Dataset records —

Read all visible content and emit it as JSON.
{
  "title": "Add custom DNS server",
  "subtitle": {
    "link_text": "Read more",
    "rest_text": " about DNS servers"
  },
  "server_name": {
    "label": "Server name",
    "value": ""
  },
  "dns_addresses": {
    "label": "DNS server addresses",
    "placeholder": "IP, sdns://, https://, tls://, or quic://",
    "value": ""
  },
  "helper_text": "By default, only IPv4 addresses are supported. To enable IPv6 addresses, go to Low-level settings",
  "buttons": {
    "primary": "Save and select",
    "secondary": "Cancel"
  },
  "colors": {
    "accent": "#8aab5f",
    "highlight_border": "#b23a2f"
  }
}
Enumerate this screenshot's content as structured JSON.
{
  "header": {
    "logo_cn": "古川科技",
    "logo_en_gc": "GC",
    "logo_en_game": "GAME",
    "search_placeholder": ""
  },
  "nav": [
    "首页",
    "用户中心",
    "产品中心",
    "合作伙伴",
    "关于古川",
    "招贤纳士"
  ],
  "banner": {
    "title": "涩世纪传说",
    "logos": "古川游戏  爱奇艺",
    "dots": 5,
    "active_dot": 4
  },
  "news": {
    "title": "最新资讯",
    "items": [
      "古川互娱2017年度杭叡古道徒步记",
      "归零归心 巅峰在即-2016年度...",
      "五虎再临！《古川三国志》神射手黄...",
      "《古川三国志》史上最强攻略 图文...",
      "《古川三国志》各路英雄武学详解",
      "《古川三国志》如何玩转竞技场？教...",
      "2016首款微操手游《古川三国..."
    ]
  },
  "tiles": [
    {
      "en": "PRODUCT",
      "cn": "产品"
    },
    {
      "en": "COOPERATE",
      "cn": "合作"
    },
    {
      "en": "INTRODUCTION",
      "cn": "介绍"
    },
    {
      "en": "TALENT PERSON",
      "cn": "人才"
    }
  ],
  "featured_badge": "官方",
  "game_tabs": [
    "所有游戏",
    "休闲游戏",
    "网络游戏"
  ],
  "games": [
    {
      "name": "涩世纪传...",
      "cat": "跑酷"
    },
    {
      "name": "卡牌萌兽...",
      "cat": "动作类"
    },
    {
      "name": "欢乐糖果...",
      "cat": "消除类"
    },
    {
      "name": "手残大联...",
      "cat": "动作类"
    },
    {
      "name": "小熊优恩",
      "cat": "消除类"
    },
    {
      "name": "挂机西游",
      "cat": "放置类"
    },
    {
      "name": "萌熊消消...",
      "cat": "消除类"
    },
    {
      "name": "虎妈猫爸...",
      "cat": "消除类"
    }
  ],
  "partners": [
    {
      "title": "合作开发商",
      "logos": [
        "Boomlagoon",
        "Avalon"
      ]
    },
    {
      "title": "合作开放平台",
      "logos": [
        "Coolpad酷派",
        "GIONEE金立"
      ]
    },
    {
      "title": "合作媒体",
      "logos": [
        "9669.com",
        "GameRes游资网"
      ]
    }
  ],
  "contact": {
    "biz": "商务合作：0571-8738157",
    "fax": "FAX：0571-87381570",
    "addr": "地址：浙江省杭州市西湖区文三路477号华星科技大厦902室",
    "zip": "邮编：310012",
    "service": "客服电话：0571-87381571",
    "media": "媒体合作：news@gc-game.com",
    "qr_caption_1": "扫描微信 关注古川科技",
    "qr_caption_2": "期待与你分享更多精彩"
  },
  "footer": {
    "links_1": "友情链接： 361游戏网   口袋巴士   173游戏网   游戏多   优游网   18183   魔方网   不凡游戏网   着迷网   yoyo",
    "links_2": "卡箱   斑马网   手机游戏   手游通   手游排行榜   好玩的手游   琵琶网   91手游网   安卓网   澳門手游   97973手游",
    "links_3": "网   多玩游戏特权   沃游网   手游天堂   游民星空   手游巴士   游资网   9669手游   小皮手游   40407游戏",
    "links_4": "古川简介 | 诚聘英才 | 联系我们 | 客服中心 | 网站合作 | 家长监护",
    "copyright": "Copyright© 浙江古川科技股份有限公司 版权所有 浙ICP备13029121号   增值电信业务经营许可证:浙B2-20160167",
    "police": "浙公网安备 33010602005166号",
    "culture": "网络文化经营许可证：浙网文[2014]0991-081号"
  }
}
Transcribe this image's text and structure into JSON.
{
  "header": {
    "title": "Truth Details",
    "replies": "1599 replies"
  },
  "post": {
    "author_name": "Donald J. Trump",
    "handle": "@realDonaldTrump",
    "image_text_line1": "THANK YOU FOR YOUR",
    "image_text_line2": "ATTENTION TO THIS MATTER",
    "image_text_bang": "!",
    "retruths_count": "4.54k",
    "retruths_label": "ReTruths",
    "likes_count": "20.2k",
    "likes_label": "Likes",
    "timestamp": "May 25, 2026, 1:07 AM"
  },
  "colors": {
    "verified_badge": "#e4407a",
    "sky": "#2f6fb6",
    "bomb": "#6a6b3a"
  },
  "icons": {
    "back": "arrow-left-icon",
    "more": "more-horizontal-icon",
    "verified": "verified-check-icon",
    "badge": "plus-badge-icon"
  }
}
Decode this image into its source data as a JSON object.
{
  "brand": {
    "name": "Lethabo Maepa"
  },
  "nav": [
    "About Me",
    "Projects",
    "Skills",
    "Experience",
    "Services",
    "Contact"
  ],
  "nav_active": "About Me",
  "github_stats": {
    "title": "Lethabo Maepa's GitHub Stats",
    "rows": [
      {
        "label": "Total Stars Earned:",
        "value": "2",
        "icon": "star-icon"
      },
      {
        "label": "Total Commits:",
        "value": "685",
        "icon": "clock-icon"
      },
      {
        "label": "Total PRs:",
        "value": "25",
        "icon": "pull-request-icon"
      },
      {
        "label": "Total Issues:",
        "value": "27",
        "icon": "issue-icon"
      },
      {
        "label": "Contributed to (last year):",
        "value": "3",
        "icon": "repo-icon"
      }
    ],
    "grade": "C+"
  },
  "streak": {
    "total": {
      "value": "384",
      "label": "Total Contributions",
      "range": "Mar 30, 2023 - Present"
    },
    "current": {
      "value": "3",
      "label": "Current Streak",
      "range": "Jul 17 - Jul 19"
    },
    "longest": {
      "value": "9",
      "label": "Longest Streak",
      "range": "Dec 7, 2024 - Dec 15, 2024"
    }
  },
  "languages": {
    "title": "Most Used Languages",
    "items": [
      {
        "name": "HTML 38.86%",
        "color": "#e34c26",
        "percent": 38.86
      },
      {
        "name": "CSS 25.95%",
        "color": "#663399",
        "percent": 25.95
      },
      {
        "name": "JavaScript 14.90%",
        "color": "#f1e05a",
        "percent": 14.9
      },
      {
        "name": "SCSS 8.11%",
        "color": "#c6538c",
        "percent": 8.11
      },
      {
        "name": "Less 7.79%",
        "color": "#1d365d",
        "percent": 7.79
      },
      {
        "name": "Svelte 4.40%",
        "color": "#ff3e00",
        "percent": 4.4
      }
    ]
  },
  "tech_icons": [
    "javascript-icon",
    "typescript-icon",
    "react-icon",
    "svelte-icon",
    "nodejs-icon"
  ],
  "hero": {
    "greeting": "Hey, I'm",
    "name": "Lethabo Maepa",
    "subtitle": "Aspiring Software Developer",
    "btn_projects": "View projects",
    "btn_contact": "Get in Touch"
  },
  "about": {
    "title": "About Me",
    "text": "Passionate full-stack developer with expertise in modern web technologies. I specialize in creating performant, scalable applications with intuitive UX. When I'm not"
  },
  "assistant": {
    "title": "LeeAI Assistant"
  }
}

Exercise description —
Copy out the data shown above without altering anything.

The completed task —
Read all visible content and emit it as JSON.
{
  "title": "Add custom DNS server",
  "subtitle": {
    "link_text": "Read more",
    "rest_text": " about DNS servers"
  },
  "server_name": {
    "label": "Server name",
    "value": ""
  },
  "dns_addresses": {
    "label": "DNS server addresses",
    "placeholder": "IP, sdns://, https://, tls://, or quic://",
    "value": ""
  },
  "helper_text": "By default, only IPv4 addresses are supported. To enable IPv6 addresses, go to Low-level settings",
  "buttons": {
    "primary": "Save and select",
    "secondary": "Cancel"
  },
  "colors": {
    "accent": "#8aab5f",
    "highlight_border": "#b23a2f"
  }
}
Enumerate this screenshot's content as structured JSON.
{
  "header": {
    "logo_cn": "古川科技",
    "logo_en_gc": "GC",
    "logo_en_game": "GAME",
    "search_placeholder": ""
  },
  "nav": [
    "首页",
    "用户中心",
    "产品中心",
    "合作伙伴",
    "关于古川",
    "招贤纳士"
  ],
  "banner": {
    "title": "涩世纪传说",
    "logos": "古川游戏  爱奇艺",
    "dots": 5,
    "active_dot": 4
  },
  "news": {
    "title": "最新资讯",
    "items": [
      "古川互娱2017年度杭叡古道徒步记",
      "归零归心 巅峰在即-2016年度...",
      "五虎再临！《古川三国志》神射手黄...",
      "《古川三国志》史上最强攻略 图文...",
      "《古川三国志》各路英雄武学详解",
      "《古川三国志》如何玩转竞技场？教...",
      "2016首款微操手游《古川三国..."
    ]
  },
  "tiles": [
    {
      "en": "PRODUCT",
      "cn": "产品"
    },
    {
      "en": "COOPERATE",
      "cn": "合作"
    },
    {
      "en": "INTRODUCTION",
      "cn": "介绍"
    },
    {
      "en": "TALENT PERSON",
      "cn": "人才"
    }
  ],
  "featured_badge": "官方",
  "game_tabs": [
    "所有游戏",
    "休闲游戏",
    "网络游戏"
  ],
  "games": [
    {
      "name": "涩世纪传...",
      "cat": "跑酷"
    },
    {
      "name": "卡牌萌兽...",
      "cat": "动作类"
    },
    {
      "name": "欢乐糖果...",
      "cat": "消除类"
    },
    {
      "name": "手残大联...",
      "cat": "动作类"
    },
    {
      "name": "小熊优恩",
      "cat": "消除类"
    },
    {
      "name": "挂机西游",
      "cat": "放置类"
    },
    {
      "name": "萌熊消消...",
      "cat": "消除类"
    },
    {
      "name": "虎妈猫爸...",
      "cat": "消除类"
    }
  ],
  "partners": [
    {
      "title": "合作开发商",
      "logos": [
        "Boomlagoon",
        "Avalon"
      ]
    },
    {
      "title": "合作开放平台",
      "logos": [
        "Coolpad酷派",
        "GIONEE金立"
      ]
    },
    {
      "title": "合作媒体",
      "logos": [
        "9669.com",
        "GameRes游资网"
      ]
    }
  ],
  "contact": {
    "biz": "商务合作：0571-8738157",
    "fax": "FAX：0571-87381570",
    "addr": "地址：浙江省杭州市西湖区文三路477号华星科技大厦902室",
    "zip": "邮编：310012",
    "service": "客服电话：0571-87381571",
    "media": "媒体合作：news@gc-game.com",
    "qr_caption_1": "扫描微信 关注古川科技",
    "qr_caption_2": "期待与你分享更多精彩"
  },
  "footer": {
    "links_1": "友情链接： 361游戏网   口袋巴士   173游戏网   游戏多   优游网   18183   魔方网   不凡游戏网   着迷网   yoyo",
    "links_2": "卡箱   斑马网   手机游戏   手游通   手游排行榜   好玩的手游   琵琶网   91手游网   安卓网   澳門手游   97973手游",
    "links_3": "网   多玩游戏特权   沃游网   手游天堂   游民星空   手游巴士   游资网   9669手游   小皮手游   40407游戏",
    "links_4": "古川简介 | 诚聘英才 | 联系我们 | 客服中心 | 网站合作 | 家长监护",
    "copyright": "Copyright© 浙江古川科技股份有限公司 版权所有 浙ICP备13029121号   增值电信业务经营许可证:浙B2-20160167",
    "police": "浙公网安备 33010602005166号",
    "culture": "网络文化经营许可证：浙网文[2014]0991-081号"
  }
}
Transcribe this image's text and structure into JSON.
{
  "header": {
    "title": "Truth Details",
    "replies": "1599 replies"
  },
  "post": {
    "author_name": "Donald J. Trump",
    "handle": "@realDonaldTrump",
    "image_text_line1": "THANK YOU FOR YOUR",
    "image_text_line2": "ATTENTION TO THIS MATTER",
    "image_text_bang": "!",
    "retruths_count": "4.54k",
    "retruths_label": "ReTruths",
    "likes_count": "20.2k",
    "likes_label": "Likes",
    "timestamp": "May 25, 2026, 1:07 AM"
  },
  "colors": {
    "verified_badge": "#e4407a",
    "sky": "#2f6fb6",
    "bomb": "#6a6b3a"
  },
  "icons": {
    "back": "arrow-left-icon",
    "more": "more-horizontal-icon",
    "verified": "verified-check-icon",
    "badge": "plus-badge-icon"
  }
}
Decode this image into its source data as a JSON object.
{
  "brand": {
    "name": "Lethabo Maepa"
  },
  "nav": [
    "About Me",
    "Projects",
    "Skills",
    "Experience",
    "Services",
    "Contact"
  ],
  "nav_active": "About Me",
  "github_stats": {
    "title": "Lethabo Maepa's GitHub Stats",
    "rows": [
      {
        "label": "Total Stars Earned:",
        "value": "2",
        "icon": "star-icon"
      },
      {
        "label": "Total Commits:",
        "value": "685",
        "icon": "clock-icon"
      },
      {
        "label": "Total PRs:",
        "value": "25",
        "icon": "pull-request-icon"
      },
      {
        "label": "Total Issues:",
        "value": "27",
        "icon": "issue-icon"
      },
      {
        "label": "Contributed to (last year):",
        "value": "3",
        "icon": "repo-icon"
      }
    ],
    "grade": "C+"
  },
  "streak": {
    "total": {
      "value": "384",
      "label": "Total Contributions",
      "range": "Mar 30, 2023 - Present"
    },
    "current": {
      "value": "3",
      "label": "Current Streak",
      "range": "Jul 17 - Jul 19"
    },
    "longest": {
      "value": "9",
      "label": "Longest Streak",
      "range": "Dec 7, 2024 - Dec 15, 2024"
    }
  },
  "languages": {
    "title": "Most Used Languages",
    "items": [
      {
        "name": "HTML 38.86%",
        "color": "#e34c26",
        "percent": 38.86
      },
      {
        "name": "CSS 25.95%",
        "color": "#663399",
        "percent": 25.95
      },
      {
        "name": "JavaScript 14.90%",
        "color": "#f1e05a",
        "percent": 14.9
      },
      {
        "name": "SCSS 8.11%",
        "color": "#c6538c",
        "percent": 8.11
      },
      {
        "name": "Less 7.79%",
        "color": "#1d365d",
        "percent": 7.79
      },
      {
        "name": "Svelte 4.40%",
        "color": "#ff3e00",
        "percent": 4.4
      }
    ]
  },
  "tech_icons": [
    "javascript-icon",
    "typescript-icon",
    "react-icon",
    "svelte-icon",
    "nodejs-icon"
  ],
  "hero": {
    "greeting": "Hey, I'm",
    "name": "Lethabo Maepa",
    "subtitle": "Aspiring Software Developer",
    "btn_projects": "View projects",
    "btn_contact": "Get in Touch"
  },
  "about": {
    "title": "About Me",
    "text": "Passionate full-stack developer with expertise in modern web technologies. I specialize in creating performant, scalable applications with intuitive UX. When I'm not"
  },
  "assistant": {
    "title": "LeeAI Assistant"
  }
}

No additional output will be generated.